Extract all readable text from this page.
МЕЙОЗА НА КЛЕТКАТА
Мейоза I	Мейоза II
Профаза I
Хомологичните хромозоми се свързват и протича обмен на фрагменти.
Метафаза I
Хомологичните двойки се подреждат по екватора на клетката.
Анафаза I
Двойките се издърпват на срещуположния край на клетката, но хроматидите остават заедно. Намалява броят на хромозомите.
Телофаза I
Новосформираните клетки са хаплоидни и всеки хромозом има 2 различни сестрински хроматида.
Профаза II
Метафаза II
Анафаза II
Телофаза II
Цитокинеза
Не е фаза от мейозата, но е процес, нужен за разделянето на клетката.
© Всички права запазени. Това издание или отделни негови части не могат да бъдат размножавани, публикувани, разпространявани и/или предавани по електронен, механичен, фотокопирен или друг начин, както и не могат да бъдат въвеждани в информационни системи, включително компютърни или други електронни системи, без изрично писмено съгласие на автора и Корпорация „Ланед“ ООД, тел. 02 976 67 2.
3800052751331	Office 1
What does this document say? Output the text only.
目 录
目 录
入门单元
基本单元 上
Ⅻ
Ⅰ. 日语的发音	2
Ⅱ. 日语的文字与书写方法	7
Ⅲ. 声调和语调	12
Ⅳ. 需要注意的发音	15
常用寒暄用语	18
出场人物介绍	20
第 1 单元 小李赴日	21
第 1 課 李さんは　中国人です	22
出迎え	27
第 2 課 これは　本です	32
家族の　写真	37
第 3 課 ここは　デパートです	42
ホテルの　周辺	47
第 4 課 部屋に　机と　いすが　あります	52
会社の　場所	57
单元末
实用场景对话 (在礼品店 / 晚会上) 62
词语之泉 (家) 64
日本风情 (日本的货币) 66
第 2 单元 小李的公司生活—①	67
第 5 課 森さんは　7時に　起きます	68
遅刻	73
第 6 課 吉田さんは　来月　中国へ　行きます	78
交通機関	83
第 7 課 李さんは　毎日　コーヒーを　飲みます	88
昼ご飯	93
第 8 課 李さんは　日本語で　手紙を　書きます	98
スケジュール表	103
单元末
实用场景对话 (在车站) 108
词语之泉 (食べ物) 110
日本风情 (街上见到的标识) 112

______________________________

Aim:
Reproduce every record above exactly as it appears.

Exercise output:
Extract all readable text from this page.
МЕЙОЗА НА КЛЕТКАТА
Мейоза I	Мейоза II
Профаза I
Хомологичните хромозоми се свързват и протича обмен на фрагменти.
Метафаза I
Хомологичните двойки се подреждат по екватора на клетката.
Анафаза I
Двойките се издърпват на срещуположния край на клетката, но хроматидите остават заедно. Намалява броят на хромозомите.
Телофаза I
Новосформираните клетки са хаплоидни и всеки хромозом има 2 различни сестрински хроматида.
Профаза II
Метафаза II
Анафаза II
Телофаза II
Цитокинеза
Не е фаза от мейозата, но е процес, нужен за разделянето на клетката.
© Всички права запазени. Това издание или отделни негови части не могат да бъдат размножавани, публикувани, разпространявани и/или предавани по електронен, механичен, фотокопирен или друг начин, както и не могат да бъдат въвеждани в информационни системи, включително компютърни или други електронни системи, без изрично писмено съгласие на автора и Корпорация „Ланед“ ООД, тел. 02 976 67 2.
3800052751331	Office 1
What does this document say? Output the text only.
目 录
目 录
入门单元
基本单元 上
Ⅻ
Ⅰ. 日语的发音	2
Ⅱ. 日语的文字与书写方法	7
Ⅲ. 声调和语调	12
Ⅳ. 需要注意的发音	15
常用寒暄用语	18
出场人物介绍	20
第 1 单元 小李赴日	21
第 1 課 李さんは　中国人です	22
出迎え	27
第 2 課 これは　本です	32
家族の　写真	37
第 3 課 ここは　デパートです	42
ホテルの　周辺	47
第 4 課 部屋に　机と　いすが　あります	52
会社の　場所	57
单元末
实用场景对话 (在礼品店 / 晚会上) 62
词语之泉 (家) 64
日本风情 (日本的货币) 66
第 2 单元 小李的公司生活—①	67
第 5 課 森さんは　7時に　起きます	68
遅刻	73
第 6 課 吉田さんは　来月　中国へ　行きます	78
交通機関	83
第 7 課 李さんは　毎日　コーヒーを　飲みます	88
昼ご飯	93
第 8 課 李さんは　日本語で　手紙を　書きます	98
スケジュール表	103
单元末
实用场景对话 (在车站) 108
词语之泉 (食べ物) 110
日本风情 (街上见到的标识) 112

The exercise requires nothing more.